What you need to do:
Count the lines below that contain the word "fronted", and report only that number.

------ Stored data

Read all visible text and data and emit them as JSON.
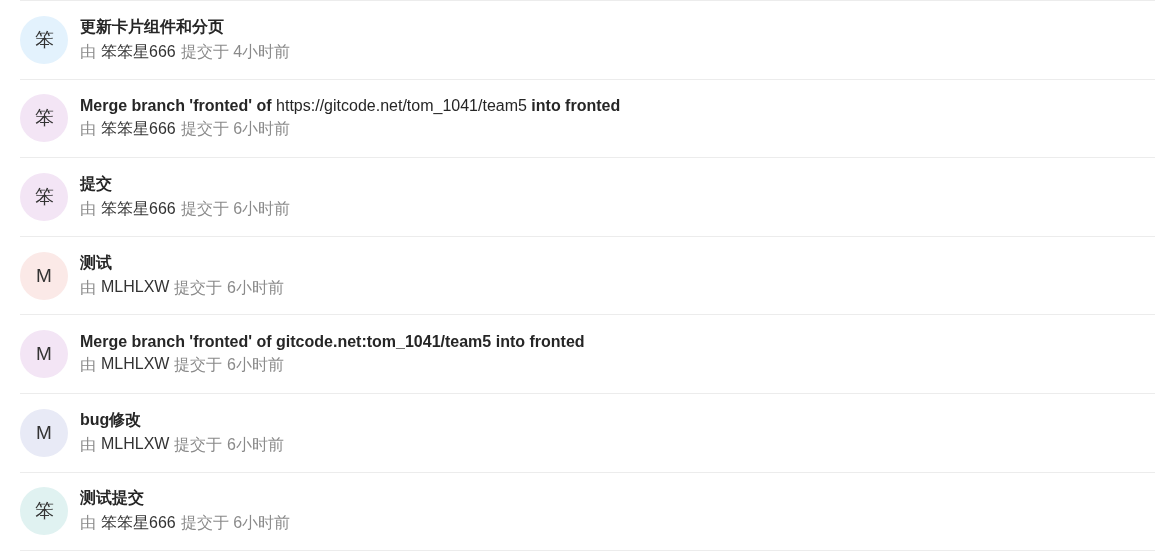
{
  "commits": [
    {
      "avatar": "笨",
      "color": "#e3f2fd",
      "kind": "plain",
      "title": "更新卡片组件和分页",
      "prefix": "由",
      "author": "笨笨星666",
      "action": "提交于 4小时前"
    },
    {
      "avatar": "笨",
      "color": "#f3e5f5",
      "kind": "marked",
      "title": "**Merge branch 'fronted' of** https://gitcode.net/tom_1041/team5 **into fronted**",
      "prefix": "由",
      "author": "笨笨星666",
      "action": "提交于 6小时前"
    },
    {
      "avatar": "笨",
      "color": "#f3e5f5",
      "kind": "plain",
      "title": "提交",
      "prefix": "由",
      "author": "笨笨星666",
      "action": "提交于 6小时前"
    },
    {
      "avatar": "M",
      "color": "#fbe9e7",
      "kind": "plain",
      "title": "测试",
      "prefix": "由",
      "author": "MLHLXW",
      "action": "提交于 6小时前"
    },
    {
      "avatar": "M",
      "color": "#f3e5f5",
      "kind": "plain",
      "title": "Merge branch 'fronted' of gitcode.net:tom_1041/team5 into fronted",
      "prefix": "由",
      "author": "MLHLXW",
      "action": "提交于 6小时前"
    },
    {
      "avatar": "M",
      "color": "#e8eaf6",
      "kind": "plain",
      "title": "bug修改",
      "prefix": "由",
      "author": "MLHLXW",
      "action": "提交于 6小时前"
    },
    {
      "avatar": "笨",
      "color": "#e0f2f1",
      "kind": "plain",
      "title": "测试提交",
      "prefix": "由",
      "author": "笨笨星666",
      "action": "提交于 6小时前"
    }
  ]
}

------------

Final result:
2